◆ Your instructions:
Give back the full listing verbatim, apart from its images.

◆ Data to use:
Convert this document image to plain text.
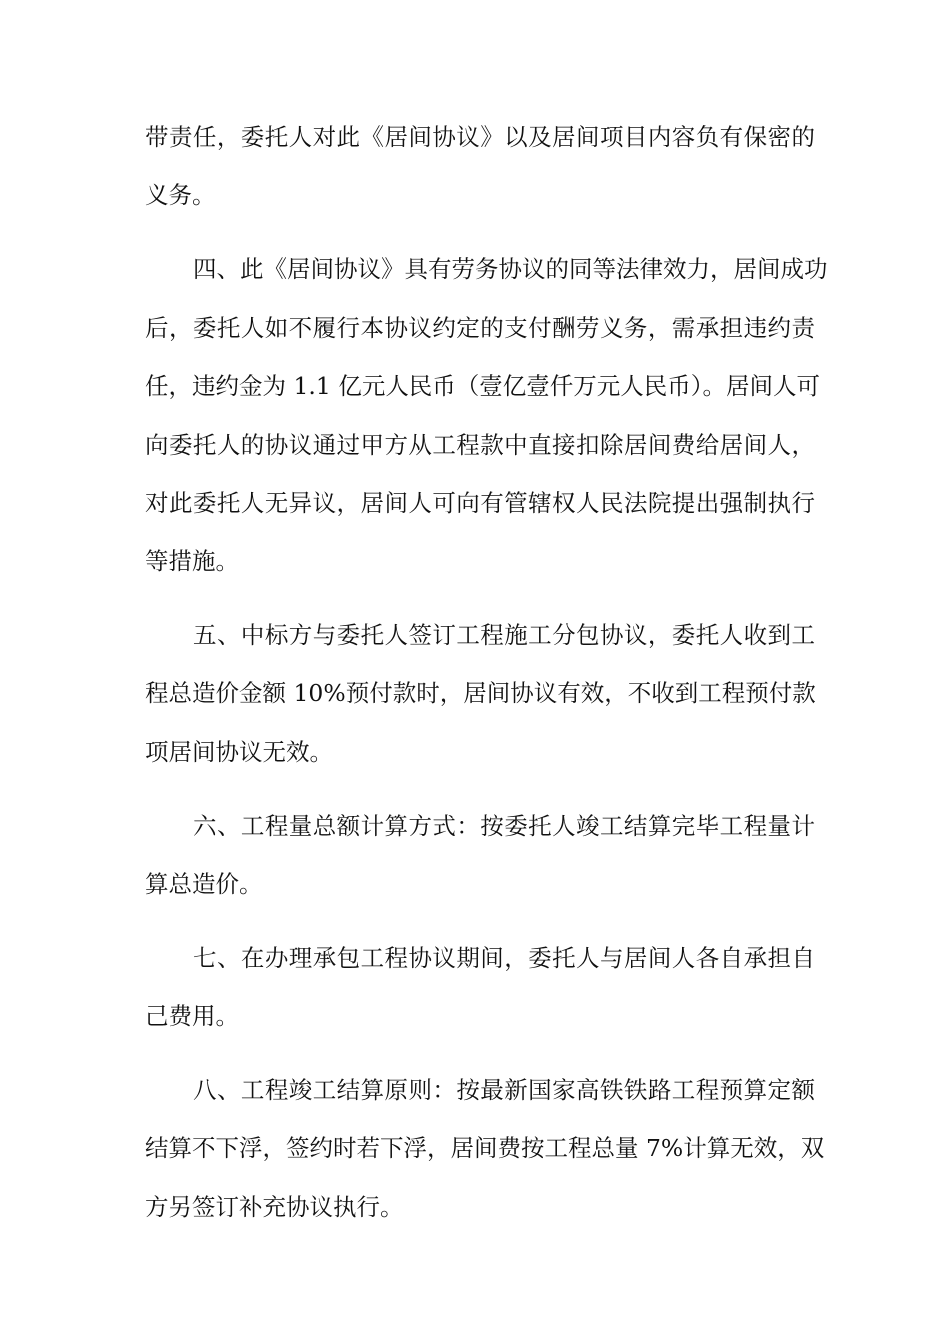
带责任，委托人对此《居间协议》以及居间项目内容负有保密的
义务。
四、此《居间协议》具有劳务协议的同等法律效力，居间成功
后，委托人如不履行本协议约定的支付酬劳义务，需承担违约责
任，违约金为 1.1 亿元人民币（壹亿壹仟万元人民币）。居间人可
向委托人的协议通过甲方从工程款中直接扣除居间费给居间人，
对此委托人无异议，居间人可向有管辖权人民法院提出强制执行
等措施。
五、中标方与委托人签订工程施工分包协议，委托人收到工
程总造价金额 10%预付款时，居间协议有效，不收到工程预付款
项居间协议无效。
六、工程量总额计算方式：按委托人竣工结算完毕工程量计
算总造价。
七、在办理承包工程协议期间，委托人与居间人各自承担自
己费用。
八、工程竣工结算原则：按最新国家高铁铁路工程预算定额
结算不下浮，签约时若下浮，居间费按工程总量 7%计算无效，双
方另签订补充协议执行。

◆ Response to this exercise:
Convert this document image to plain text.
带责任，委托人对此《居间协议》以及居间项目内容负有保密的
义务。
四、此《居间协议》具有劳务协议的同等法律效力，居间成功
后，委托人如不履行本协议约定的支付酬劳义务，需承担违约责
任，违约金为 1.1 亿元人民币（壹亿壹仟万元人民币）。居间人可
向委托人的协议通过甲方从工程款中直接扣除居间费给居间人，
对此委托人无异议，居间人可向有管辖权人民法院提出强制执行
等措施。
五、中标方与委托人签订工程施工分包协议，委托人收到工
程总造价金额 10%预付款时，居间协议有效，不收到工程预付款
项居间协议无效。
六、工程量总额计算方式：按委托人竣工结算完毕工程量计
算总造价。
七、在办理承包工程协议期间，委托人与居间人各自承担自
己费用。
八、工程竣工结算原则：按最新国家高铁铁路工程预算定额
结算不下浮，签约时若下浮，居间费按工程总量 7%计算无效，双
方另签订补充协议执行。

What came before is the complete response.